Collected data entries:
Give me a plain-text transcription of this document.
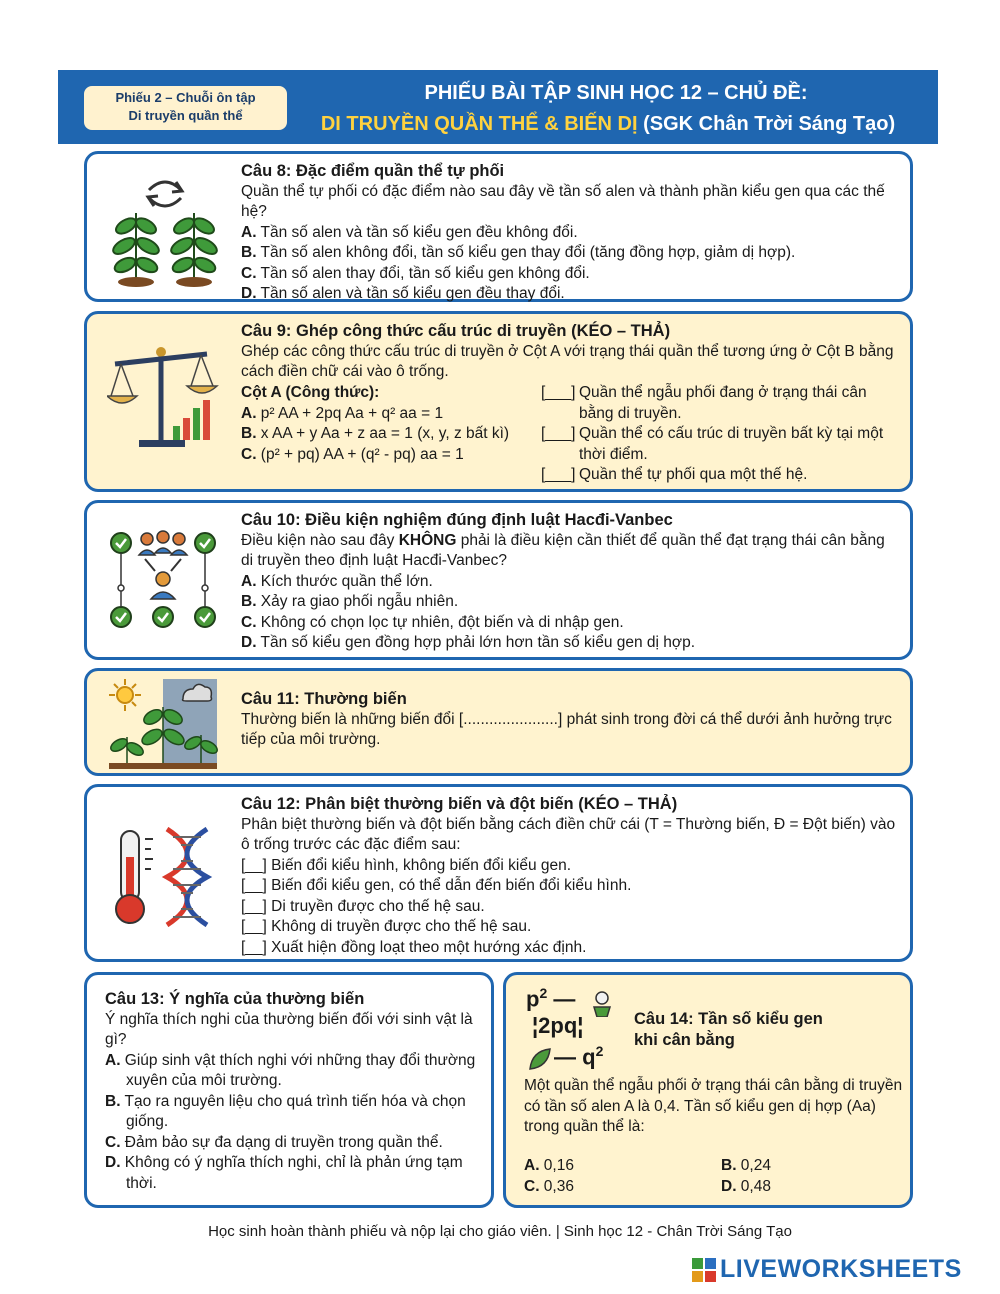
Phiếu 2 – Chuỗi ôn tập
Di truyền quần thể
PHIẾU BÀI TẬP SINH HỌC 12 – CHỦ ĐỀ:
DI TRUYỀN QUẦN THỂ & BIẾN DỊ (SGK Chân Trời Sáng Tạo)
Câu 8: Đặc điểm quần thể tự phối
Quần thể tự phối có đặc điểm nào sau đây về tần số alen và thành phần kiểu gen qua các thế hệ?
A. Tần số alen và tần số kiểu gen đều không đổi.
B. Tần số alen không đổi, tần số kiểu gen thay đổi (tăng đồng hợp, giảm dị hợp).
C. Tần số alen thay đổi, tần số kiểu gen không đổi.
D. Tần số alen và tần số kiểu gen đều thay đổi.
Câu 9: Ghép công thức cấu trúc di truyền (KÉO – THẢ)
Ghép các công thức cấu trúc di truyền ở Cột A với trạng thái quần thể tương ứng ở Cột B bằng cách điền chữ cái vào ô trống.
Cột A (Công thức):
A. p² AA + 2pq Aa + q² aa = 1
B. x AA + y Aa + z aa = 1 (x, y, z bất kì)
C. (p² + pq) AA + (q² - pq) aa = 1
[___] Quần thể ngẫu phối đang ở trạng thái cân bằng di truyền.
[___] Quần thể có cấu trúc di truyền bất kỳ tại một thời điểm.
[___] Quần thể tự phối qua một thế hệ.
Câu 10: Điều kiện nghiệm đúng định luật Hacđi-Vanbec
Điều kiện nào sau đây KHÔNG phải là điều kiện cần thiết để quần thể đạt trạng thái cân bằng di truyền theo định luật Hacđi-Vanbec?
A. Kích thước quần thể lớn.
B. Xảy ra giao phối ngẫu nhiên.
C. Không có chọn lọc tự nhiên, đột biến và di nhập gen.
D. Tần số kiểu gen đồng hợp phải lớn hơn tần số kiểu gen dị hợp.
Câu 11: Thường biến
Thường biến là những biến đổi [......................] phát sinh trong đời cá thể dưới ảnh hưởng trực tiếp của môi trường.
Câu 12: Phân biệt thường biến và đột biến (KÉO – THẢ)
Phân biệt thường biến và đột biến bằng cách điền chữ cái (T = Thường biến, Đ = Đột biến) vào ô trống trước các đặc điểm sau:
[__] Biến đổi kiểu hình, không biến đổi kiểu gen.
[__] Biến đổi kiểu gen, có thể dẫn đến biến đổi kiểu hình.
[__] Di truyền được cho thế hệ sau.
[__] Không di truyền được cho thế hệ sau.
[__] Xuất hiện đồng loạt theo một hướng xác định.
Câu 13: Ý nghĩa của thường biến
Ý nghĩa thích nghi của thường biến đối với sinh vật là gì?
A. Giúp sinh vật thích nghi với những thay đổi thường xuyên của môi trường.
B. Tạo ra nguyên liệu cho quá trình tiến hóa và chọn giống.
C. Đảm bảo sự đa dạng di truyền trong quần thể.
D. Không có ý nghĩa thích nghi, chỉ là phản ứng tạm thời.
$p^2$ —
¦2pq¦
— $q^2$
Câu 14: Tần số kiểu gen
khi cân bằng
Một quần thể ngẫu phối ở trạng thái cân bằng di truyền có tần số alen A là 0,4. Tần số kiểu gen dị hợp (Aa) trong quần thể là:
A. 0,16
C. 0,36
B. 0,24
D. 0,48
Học sinh hoàn thành phiếu và nộp lại cho giáo viên. | Sinh học 12 - Chân Trời Sáng Tạo
LIVEWORKSHEETS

Your goal - Would you return the data exactly as written, without the pictures?

The solution -
Give me a plain-text transcription of this document.
Phiếu 2 – Chuỗi ôn tập
Di truyền quần thể
PHIẾU BÀI TẬP SINH HỌC 12 – CHỦ ĐỀ:
DI TRUYỀN QUẦN THỂ & BIẾN DỊ (SGK Chân Trời Sáng Tạo)
Câu 8: Đặc điểm quần thể tự phối
Quần thể tự phối có đặc điểm nào sau đây về tần số alen và thành phần kiểu gen qua các thế hệ?
A. Tần số alen và tần số kiểu gen đều không đổi.
B. Tần số alen không đổi, tần số kiểu gen thay đổi (tăng đồng hợp, giảm dị hợp).
C. Tần số alen thay đổi, tần số kiểu gen không đổi.
D. Tần số alen và tần số kiểu gen đều thay đổi.
Câu 9: Ghép công thức cấu trúc di truyền (KÉO – THẢ)
Ghép các công thức cấu trúc di truyền ở Cột A với trạng thái quần thể tương ứng ở Cột B bằng cách điền chữ cái vào ô trống.
Cột A (Công thức):
A. p² AA + 2pq Aa + q² aa = 1
B. x AA + y Aa + z aa = 1 (x, y, z bất kì)
C. (p² + pq) AA + (q² - pq) aa = 1
[___] Quần thể ngẫu phối đang ở trạng thái cân bằng di truyền.
[___] Quần thể có cấu trúc di truyền bất kỳ tại một thời điểm.
[___] Quần thể tự phối qua một thế hệ.
Câu 10: Điều kiện nghiệm đúng định luật Hacđi-Vanbec
Điều kiện nào sau đây KHÔNG phải là điều kiện cần thiết để quần thể đạt trạng thái cân bằng di truyền theo định luật Hacđi-Vanbec?
A. Kích thước quần thể lớn.
B. Xảy ra giao phối ngẫu nhiên.
C. Không có chọn lọc tự nhiên, đột biến và di nhập gen.
D. Tần số kiểu gen đồng hợp phải lớn hơn tần số kiểu gen dị hợp.
Câu 11: Thường biến
Thường biến là những biến đổi [......................] phát sinh trong đời cá thể dưới ảnh hưởng trực tiếp của môi trường.
Câu 12: Phân biệt thường biến và đột biến (KÉO – THẢ)
Phân biệt thường biến và đột biến bằng cách điền chữ cái (T = Thường biến, Đ = Đột biến) vào ô trống trước các đặc điểm sau:
[__] Biến đổi kiểu hình, không biến đổi kiểu gen.
[__] Biến đổi kiểu gen, có thể dẫn đến biến đổi kiểu hình.
[__] Di truyền được cho thế hệ sau.
[__] Không di truyền được cho thế hệ sau.
[__] Xuất hiện đồng loạt theo một hướng xác định.
Câu 13: Ý nghĩa của thường biến
Ý nghĩa thích nghi của thường biến đối với sinh vật là gì?
A. Giúp sinh vật thích nghi với những thay đổi thường xuyên của môi trường.
B. Tạo ra nguyên liệu cho quá trình tiến hóa và chọn giống.
C. Đảm bảo sự đa dạng di truyền trong quần thể.
D. Không có ý nghĩa thích nghi, chỉ là phản ứng tạm thời.
$p^2$ —
¦2pq¦
— $q^2$
Câu 14: Tần số kiểu gen
khi cân bằng
Một quần thể ngẫu phối ở trạng thái cân bằng di truyền có tần số alen A là 0,4. Tần số kiểu gen dị hợp (Aa) trong quần thể là:
A. 0,16
C. 0,36
B. 0,24
D. 0,48
Học sinh hoàn thành phiếu và nộp lại cho giáo viên. | Sinh học 12 - Chân Trời Sáng Tạo
LIVEWORKSHEETS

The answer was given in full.